**RECORD SET**.
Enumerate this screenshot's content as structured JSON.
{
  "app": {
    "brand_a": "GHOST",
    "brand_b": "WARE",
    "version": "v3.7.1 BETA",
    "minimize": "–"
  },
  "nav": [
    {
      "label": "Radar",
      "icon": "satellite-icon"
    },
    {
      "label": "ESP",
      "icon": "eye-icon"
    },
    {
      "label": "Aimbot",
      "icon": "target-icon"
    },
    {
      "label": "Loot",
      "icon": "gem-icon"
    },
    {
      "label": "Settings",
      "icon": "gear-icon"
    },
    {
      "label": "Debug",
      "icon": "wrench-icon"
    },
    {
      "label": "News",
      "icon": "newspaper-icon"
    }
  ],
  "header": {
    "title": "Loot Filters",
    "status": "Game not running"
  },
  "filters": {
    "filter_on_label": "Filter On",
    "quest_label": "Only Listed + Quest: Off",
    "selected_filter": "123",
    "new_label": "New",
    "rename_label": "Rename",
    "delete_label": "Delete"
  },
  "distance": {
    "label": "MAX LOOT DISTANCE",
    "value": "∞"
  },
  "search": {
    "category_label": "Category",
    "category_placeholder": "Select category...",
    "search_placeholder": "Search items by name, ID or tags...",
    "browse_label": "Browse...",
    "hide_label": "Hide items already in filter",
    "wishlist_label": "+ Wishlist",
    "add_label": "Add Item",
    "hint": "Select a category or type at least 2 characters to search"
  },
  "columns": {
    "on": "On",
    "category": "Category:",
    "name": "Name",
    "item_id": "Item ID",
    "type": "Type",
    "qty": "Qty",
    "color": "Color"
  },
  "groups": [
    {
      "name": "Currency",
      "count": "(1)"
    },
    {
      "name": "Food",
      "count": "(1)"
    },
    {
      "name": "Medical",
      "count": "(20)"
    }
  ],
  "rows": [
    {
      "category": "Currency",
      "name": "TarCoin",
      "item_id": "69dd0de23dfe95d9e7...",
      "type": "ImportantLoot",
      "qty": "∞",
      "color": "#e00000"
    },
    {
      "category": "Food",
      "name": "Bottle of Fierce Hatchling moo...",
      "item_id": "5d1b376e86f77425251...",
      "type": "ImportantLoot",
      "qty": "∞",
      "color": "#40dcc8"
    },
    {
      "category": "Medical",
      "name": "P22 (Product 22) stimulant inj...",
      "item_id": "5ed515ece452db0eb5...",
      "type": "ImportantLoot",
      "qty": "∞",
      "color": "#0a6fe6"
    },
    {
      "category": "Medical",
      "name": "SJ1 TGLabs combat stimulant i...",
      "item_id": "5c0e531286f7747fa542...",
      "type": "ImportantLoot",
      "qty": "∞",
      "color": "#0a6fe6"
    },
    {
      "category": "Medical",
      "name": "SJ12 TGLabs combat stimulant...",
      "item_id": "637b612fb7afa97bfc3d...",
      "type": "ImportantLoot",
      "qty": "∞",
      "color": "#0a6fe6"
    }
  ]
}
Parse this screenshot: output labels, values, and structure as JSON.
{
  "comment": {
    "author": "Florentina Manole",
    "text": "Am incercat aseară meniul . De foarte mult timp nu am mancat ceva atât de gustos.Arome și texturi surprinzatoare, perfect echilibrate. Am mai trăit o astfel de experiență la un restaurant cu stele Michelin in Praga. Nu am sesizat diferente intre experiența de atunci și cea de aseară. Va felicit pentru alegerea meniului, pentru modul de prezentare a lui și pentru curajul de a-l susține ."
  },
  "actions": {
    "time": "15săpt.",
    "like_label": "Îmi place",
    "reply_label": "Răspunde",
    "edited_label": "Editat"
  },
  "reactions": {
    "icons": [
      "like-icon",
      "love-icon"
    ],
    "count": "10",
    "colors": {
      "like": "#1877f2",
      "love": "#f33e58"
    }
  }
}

**GIVEN EXERCISE**. Every record should be given again exactly.

**TASK RESULT**.
Enumerate this screenshot's content as structured JSON.
{
  "app": {
    "brand_a": "GHOST",
    "brand_b": "WARE",
    "version": "v3.7.1 BETA",
    "minimize": "–"
  },
  "nav": [
    {
      "label": "Radar",
      "icon": "satellite-icon"
    },
    {
      "label": "ESP",
      "icon": "eye-icon"
    },
    {
      "label": "Aimbot",
      "icon": "target-icon"
    },
    {
      "label": "Loot",
      "icon": "gem-icon"
    },
    {
      "label": "Settings",
      "icon": "gear-icon"
    },
    {
      "label": "Debug",
      "icon": "wrench-icon"
    },
    {
      "label": "News",
      "icon": "newspaper-icon"
    }
  ],
  "header": {
    "title": "Loot Filters",
    "status": "Game not running"
  },
  "filters": {
    "filter_on_label": "Filter On",
    "quest_label": "Only Listed + Quest: Off",
    "selected_filter": "123",
    "new_label": "New",
    "rename_label": "Rename",
    "delete_label": "Delete"
  },
  "distance": {
    "label": "MAX LOOT DISTANCE",
    "value": "∞"
  },
  "search": {
    "category_label": "Category",
    "category_placeholder": "Select category...",
    "search_placeholder": "Search items by name, ID or tags...",
    "browse_label": "Browse...",
    "hide_label": "Hide items already in filter",
    "wishlist_label": "+ Wishlist",
    "add_label": "Add Item",
    "hint": "Select a category or type at least 2 characters to search"
  },
  "columns": {
    "on": "On",
    "category": "Category:",
    "name": "Name",
    "item_id": "Item ID",
    "type": "Type",
    "qty": "Qty",
    "color": "Color"
  },
  "groups": [
    {
      "name": "Currency",
      "count": "(1)"
    },
    {
      "name": "Food",
      "count": "(1)"
    },
    {
      "name": "Medical",
      "count": "(20)"
    }
  ],
  "rows": [
    {
      "category": "Currency",
      "name": "TarCoin",
      "item_id": "69dd0de23dfe95d9e7...",
      "type": "ImportantLoot",
      "qty": "∞",
      "color": "#e00000"
    },
    {
      "category": "Food",
      "name": "Bottle of Fierce Hatchling moo...",
      "item_id": "5d1b376e86f77425251...",
      "type": "ImportantLoot",
      "qty": "∞",
      "color": "#40dcc8"
    },
    {
      "category": "Medical",
      "name": "P22 (Product 22) stimulant inj...",
      "item_id": "5ed515ece452db0eb5...",
      "type": "ImportantLoot",
      "qty": "∞",
      "color": "#0a6fe6"
    },
    {
      "category": "Medical",
      "name": "SJ1 TGLabs combat stimulant i...",
      "item_id": "5c0e531286f7747fa542...",
      "type": "ImportantLoot",
      "qty": "∞",
      "color": "#0a6fe6"
    },
    {
      "category": "Medical",
      "name": "SJ12 TGLabs combat stimulant...",
      "item_id": "637b612fb7afa97bfc3d...",
      "type": "ImportantLoot",
      "qty": "∞",
      "color": "#0a6fe6"
    }
  ]
}
Parse this screenshot: output labels, values, and structure as JSON.
{
  "comment": {
    "author": "Florentina Manole",
    "text": "Am incercat aseară meniul . De foarte mult timp nu am mancat ceva atât de gustos.Arome și texturi surprinzatoare, perfect echilibrate. Am mai trăit o astfel de experiență la un restaurant cu stele Michelin in Praga. Nu am sesizat diferente intre experiența de atunci și cea de aseară. Va felicit pentru alegerea meniului, pentru modul de prezentare a lui și pentru curajul de a-l susține ."
  },
  "actions": {
    "time": "15săpt.",
    "like_label": "Îmi place",
    "reply_label": "Răspunde",
    "edited_label": "Editat"
  },
  "reactions": {
    "icons": [
      "like-icon",
      "love-icon"
    ],
    "count": "10",
    "colors": {
      "like": "#1877f2",
      "love": "#f33e58"
    }
  }
}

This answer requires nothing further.